▶ [Task prompt] Each entry must appear again exactly as it does in the source.

▶ [Task data]
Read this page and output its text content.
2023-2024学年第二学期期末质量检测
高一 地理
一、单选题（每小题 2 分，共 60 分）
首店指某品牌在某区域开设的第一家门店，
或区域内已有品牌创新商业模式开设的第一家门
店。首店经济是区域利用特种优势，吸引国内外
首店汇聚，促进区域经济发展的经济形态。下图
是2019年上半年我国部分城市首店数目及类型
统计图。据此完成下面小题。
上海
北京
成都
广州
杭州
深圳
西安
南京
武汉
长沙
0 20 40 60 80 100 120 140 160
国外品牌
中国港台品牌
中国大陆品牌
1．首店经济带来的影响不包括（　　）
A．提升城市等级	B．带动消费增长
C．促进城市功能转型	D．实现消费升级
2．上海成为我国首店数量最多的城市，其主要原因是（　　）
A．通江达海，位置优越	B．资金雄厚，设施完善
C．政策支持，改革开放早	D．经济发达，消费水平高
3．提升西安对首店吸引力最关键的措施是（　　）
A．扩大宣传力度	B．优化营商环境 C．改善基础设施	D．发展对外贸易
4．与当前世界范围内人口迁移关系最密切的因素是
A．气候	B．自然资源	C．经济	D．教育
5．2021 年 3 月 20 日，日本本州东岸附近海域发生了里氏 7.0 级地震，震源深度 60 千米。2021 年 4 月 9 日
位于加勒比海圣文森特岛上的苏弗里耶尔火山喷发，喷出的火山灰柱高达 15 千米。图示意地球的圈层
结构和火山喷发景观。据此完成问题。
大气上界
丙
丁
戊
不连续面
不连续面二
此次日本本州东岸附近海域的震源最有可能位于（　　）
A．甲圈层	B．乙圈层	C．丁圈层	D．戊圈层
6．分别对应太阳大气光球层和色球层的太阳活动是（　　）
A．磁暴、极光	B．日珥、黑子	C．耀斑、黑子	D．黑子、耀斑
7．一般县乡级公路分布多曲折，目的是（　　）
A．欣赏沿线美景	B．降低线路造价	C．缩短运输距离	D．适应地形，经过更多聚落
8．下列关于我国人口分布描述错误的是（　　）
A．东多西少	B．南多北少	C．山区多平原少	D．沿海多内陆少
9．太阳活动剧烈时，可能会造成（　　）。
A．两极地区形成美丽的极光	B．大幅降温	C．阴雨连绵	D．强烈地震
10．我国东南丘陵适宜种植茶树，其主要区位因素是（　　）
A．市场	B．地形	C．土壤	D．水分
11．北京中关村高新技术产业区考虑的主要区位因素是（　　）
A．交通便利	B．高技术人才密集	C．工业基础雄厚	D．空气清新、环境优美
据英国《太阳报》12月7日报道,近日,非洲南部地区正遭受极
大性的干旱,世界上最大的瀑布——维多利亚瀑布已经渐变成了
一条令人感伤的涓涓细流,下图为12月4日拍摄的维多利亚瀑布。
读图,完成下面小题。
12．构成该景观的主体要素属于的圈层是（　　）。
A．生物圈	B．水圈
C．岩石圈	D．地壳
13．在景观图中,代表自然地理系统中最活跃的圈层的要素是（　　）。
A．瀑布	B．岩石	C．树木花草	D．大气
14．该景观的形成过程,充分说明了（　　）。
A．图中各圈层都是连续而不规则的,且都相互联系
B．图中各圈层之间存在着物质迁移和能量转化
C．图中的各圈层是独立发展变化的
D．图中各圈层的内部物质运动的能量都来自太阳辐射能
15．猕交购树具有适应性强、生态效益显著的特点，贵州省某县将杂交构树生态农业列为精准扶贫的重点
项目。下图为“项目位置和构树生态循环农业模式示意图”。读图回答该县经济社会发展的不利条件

▶ [The solution]
Read this page and output its text content.
2023-2024学年第二学期期末质量检测
高一 地理
一、单选题（每小题 2 分，共 60 分）
首店指某品牌在某区域开设的第一家门店，
或区域内已有品牌创新商业模式开设的第一家门
店。首店经济是区域利用特种优势，吸引国内外
首店汇聚，促进区域经济发展的经济形态。下图
是2019年上半年我国部分城市首店数目及类型
统计图。据此完成下面小题。
上海
北京
成都
广州
杭州
深圳
西安
南京
武汉
长沙
0 20 40 60 80 100 120 140 160
国外品牌
中国港台品牌
中国大陆品牌
1．首店经济带来的影响不包括（　　）
A．提升城市等级	B．带动消费增长
C．促进城市功能转型	D．实现消费升级
2．上海成为我国首店数量最多的城市，其主要原因是（　　）
A．通江达海，位置优越	B．资金雄厚，设施完善
C．政策支持，改革开放早	D．经济发达，消费水平高
3．提升西安对首店吸引力最关键的措施是（　　）
A．扩大宣传力度	B．优化营商环境 C．改善基础设施	D．发展对外贸易
4．与当前世界范围内人口迁移关系最密切的因素是
A．气候	B．自然资源	C．经济	D．教育
5．2021 年 3 月 20 日，日本本州东岸附近海域发生了里氏 7.0 级地震，震源深度 60 千米。2021 年 4 月 9 日
位于加勒比海圣文森特岛上的苏弗里耶尔火山喷发，喷出的火山灰柱高达 15 千米。图示意地球的圈层
结构和火山喷发景观。据此完成问题。
大气上界
丙
丁
戊
不连续面
不连续面二
此次日本本州东岸附近海域的震源最有可能位于（　　）
A．甲圈层	B．乙圈层	C．丁圈层	D．戊圈层
6．分别对应太阳大气光球层和色球层的太阳活动是（　　）
A．磁暴、极光	B．日珥、黑子	C．耀斑、黑子	D．黑子、耀斑
7．一般县乡级公路分布多曲折，目的是（　　）
A．欣赏沿线美景	B．降低线路造价	C．缩短运输距离	D．适应地形，经过更多聚落
8．下列关于我国人口分布描述错误的是（　　）
A．东多西少	B．南多北少	C．山区多平原少	D．沿海多内陆少
9．太阳活动剧烈时，可能会造成（　　）。
A．两极地区形成美丽的极光	B．大幅降温	C．阴雨连绵	D．强烈地震
10．我国东南丘陵适宜种植茶树，其主要区位因素是（　　）
A．市场	B．地形	C．土壤	D．水分
11．北京中关村高新技术产业区考虑的主要区位因素是（　　）
A．交通便利	B．高技术人才密集	C．工业基础雄厚	D．空气清新、环境优美
据英国《太阳报》12月7日报道,近日,非洲南部地区正遭受极
大性的干旱,世界上最大的瀑布——维多利亚瀑布已经渐变成了
一条令人感伤的涓涓细流,下图为12月4日拍摄的维多利亚瀑布。
读图,完成下面小题。
12．构成该景观的主体要素属于的圈层是（　　）。
A．生物圈	B．水圈
C．岩石圈	D．地壳
13．在景观图中,代表自然地理系统中最活跃的圈层的要素是（　　）。
A．瀑布	B．岩石	C．树木花草	D．大气
14．该景观的形成过程,充分说明了（　　）。
A．图中各圈层都是连续而不规则的,且都相互联系
B．图中各圈层之间存在着物质迁移和能量转化
C．图中的各圈层是独立发展变化的
D．图中各圈层的内部物质运动的能量都来自太阳辐射能
15．猕交购树具有适应性强、生态效益显著的特点，贵州省某县将杂交构树生态农业列为精准扶贫的重点
项目。下图为“项目位置和构树生态循环农业模式示意图”。读图回答该县经济社会发展的不利条件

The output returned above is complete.